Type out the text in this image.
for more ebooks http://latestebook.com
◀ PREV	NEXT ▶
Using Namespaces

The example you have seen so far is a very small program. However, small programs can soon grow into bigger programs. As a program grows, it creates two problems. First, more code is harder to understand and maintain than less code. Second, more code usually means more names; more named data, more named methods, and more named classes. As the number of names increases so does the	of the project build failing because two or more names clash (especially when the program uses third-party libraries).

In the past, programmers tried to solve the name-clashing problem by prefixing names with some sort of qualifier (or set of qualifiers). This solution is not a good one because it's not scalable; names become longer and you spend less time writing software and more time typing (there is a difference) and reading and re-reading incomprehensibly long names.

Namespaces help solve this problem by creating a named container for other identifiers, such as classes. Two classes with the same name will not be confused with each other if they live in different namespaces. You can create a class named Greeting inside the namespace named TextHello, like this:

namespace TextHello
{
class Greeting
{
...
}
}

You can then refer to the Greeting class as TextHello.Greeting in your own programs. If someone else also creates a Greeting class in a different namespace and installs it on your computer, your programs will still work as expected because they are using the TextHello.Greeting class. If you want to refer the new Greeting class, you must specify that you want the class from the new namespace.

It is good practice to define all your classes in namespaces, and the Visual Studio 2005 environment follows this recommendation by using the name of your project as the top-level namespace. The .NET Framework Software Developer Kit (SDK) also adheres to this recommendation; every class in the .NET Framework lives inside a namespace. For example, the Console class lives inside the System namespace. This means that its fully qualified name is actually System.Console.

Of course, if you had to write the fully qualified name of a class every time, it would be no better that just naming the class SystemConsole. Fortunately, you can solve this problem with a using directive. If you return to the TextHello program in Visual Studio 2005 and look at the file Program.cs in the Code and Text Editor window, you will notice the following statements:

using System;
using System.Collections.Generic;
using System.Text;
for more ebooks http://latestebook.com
+---+
GIVEN EXERCISE → Which lines contain the word "good"? Copy each of them.

SOLVED EXERCISE →
In the past, programmers tried to solve the name-clashing problem by prefixing names with some sort of qualifier (or set of qualifiers). This solution is not a good one because it's not scalable; names become longer and you spend less time writing software and more time typing (there is a difference) and reading and re-reading incomprehensibly long names.
It is good practice to define all your classes in namespaces, and the Visual Studio 2005 environment follows this recommendation by using the name of your project as the top-level namespace. The .NET Framework Software Developer Kit (SDK) also adheres to this recommendation; every class in the .NET Framework lives inside a namespace. For example, the Console class lives inside the System namespace. This means that its fully qualified name is actually System.Console.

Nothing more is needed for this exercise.